[Dataset items]

----

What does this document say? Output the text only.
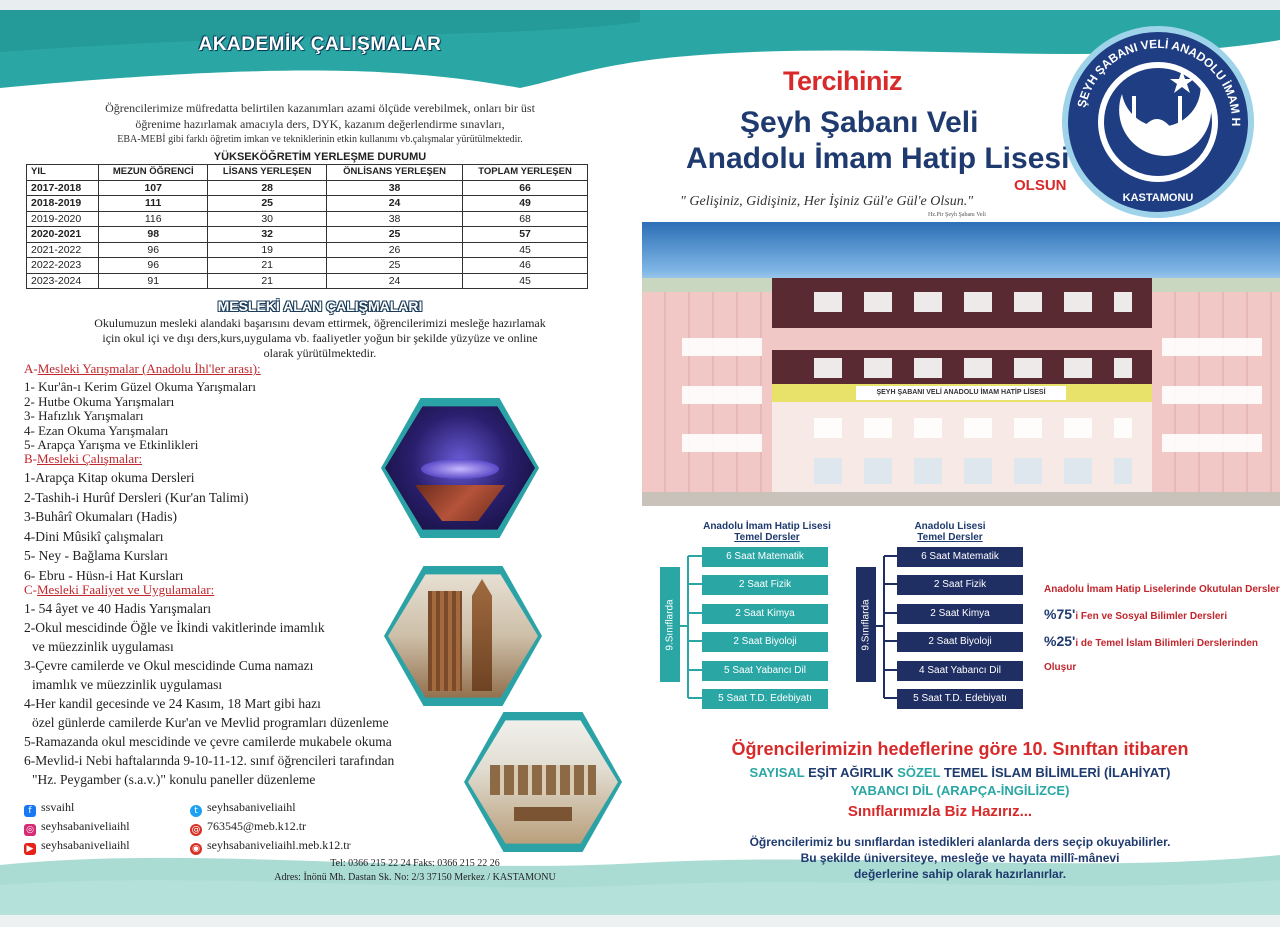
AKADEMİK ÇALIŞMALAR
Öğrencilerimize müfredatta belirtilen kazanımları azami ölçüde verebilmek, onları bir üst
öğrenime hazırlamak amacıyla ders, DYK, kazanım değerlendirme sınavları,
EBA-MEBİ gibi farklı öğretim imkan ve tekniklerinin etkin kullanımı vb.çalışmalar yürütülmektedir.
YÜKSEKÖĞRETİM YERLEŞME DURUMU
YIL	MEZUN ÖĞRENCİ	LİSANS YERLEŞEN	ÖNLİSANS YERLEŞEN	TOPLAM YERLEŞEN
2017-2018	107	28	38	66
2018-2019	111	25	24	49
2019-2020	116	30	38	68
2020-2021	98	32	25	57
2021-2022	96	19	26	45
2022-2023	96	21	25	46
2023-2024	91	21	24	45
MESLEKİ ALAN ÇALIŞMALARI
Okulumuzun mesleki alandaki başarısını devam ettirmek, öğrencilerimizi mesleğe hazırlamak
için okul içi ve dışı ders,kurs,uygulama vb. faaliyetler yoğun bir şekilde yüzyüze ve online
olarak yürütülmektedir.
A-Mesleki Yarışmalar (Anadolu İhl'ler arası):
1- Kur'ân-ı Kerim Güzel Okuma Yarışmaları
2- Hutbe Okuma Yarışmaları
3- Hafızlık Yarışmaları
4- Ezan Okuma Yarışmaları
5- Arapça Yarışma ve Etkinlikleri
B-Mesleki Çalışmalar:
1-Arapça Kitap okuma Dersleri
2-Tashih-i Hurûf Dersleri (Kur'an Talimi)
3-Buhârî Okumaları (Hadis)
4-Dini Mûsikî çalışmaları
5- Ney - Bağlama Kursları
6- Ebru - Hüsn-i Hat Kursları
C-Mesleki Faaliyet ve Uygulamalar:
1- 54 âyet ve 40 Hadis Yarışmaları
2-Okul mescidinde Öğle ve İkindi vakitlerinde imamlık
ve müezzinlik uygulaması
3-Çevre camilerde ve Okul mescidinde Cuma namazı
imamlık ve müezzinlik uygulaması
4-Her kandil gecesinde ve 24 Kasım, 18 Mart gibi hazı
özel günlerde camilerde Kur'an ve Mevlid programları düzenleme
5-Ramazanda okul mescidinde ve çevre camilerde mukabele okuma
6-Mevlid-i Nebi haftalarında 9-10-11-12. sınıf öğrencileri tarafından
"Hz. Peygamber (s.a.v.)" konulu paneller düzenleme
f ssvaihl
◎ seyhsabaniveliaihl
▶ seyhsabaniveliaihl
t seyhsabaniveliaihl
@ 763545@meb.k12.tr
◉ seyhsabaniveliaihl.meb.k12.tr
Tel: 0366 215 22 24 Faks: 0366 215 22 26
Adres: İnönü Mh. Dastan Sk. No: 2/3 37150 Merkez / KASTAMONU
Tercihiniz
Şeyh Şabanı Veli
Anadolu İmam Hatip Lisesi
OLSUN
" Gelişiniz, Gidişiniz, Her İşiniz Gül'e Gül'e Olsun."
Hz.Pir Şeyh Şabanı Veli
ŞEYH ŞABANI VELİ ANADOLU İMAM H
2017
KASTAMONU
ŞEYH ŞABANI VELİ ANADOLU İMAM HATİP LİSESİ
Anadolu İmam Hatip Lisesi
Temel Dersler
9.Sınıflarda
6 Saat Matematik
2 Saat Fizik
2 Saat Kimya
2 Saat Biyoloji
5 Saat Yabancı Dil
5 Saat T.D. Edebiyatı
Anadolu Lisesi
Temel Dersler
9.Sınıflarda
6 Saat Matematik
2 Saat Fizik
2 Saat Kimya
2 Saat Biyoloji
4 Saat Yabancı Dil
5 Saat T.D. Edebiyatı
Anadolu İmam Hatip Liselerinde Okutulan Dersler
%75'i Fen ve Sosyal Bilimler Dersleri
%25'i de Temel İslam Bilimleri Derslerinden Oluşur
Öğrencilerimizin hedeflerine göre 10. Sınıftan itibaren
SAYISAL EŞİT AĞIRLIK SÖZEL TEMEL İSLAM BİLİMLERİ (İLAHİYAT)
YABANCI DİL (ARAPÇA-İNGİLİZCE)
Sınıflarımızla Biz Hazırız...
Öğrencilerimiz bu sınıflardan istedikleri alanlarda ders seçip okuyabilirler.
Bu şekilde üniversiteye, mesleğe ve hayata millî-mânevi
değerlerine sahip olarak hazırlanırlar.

----

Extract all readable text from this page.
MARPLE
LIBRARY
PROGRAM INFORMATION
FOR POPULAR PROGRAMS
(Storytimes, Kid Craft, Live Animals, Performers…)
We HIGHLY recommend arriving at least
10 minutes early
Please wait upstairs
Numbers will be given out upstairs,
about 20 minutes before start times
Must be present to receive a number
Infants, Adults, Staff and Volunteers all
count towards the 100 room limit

----

### To be done
Which lines hold the word "uygulaması"? Return all of them from the records above.

### Solution below
ve müezzinlik uygulaması
imamlık ve müezzinlik uygulaması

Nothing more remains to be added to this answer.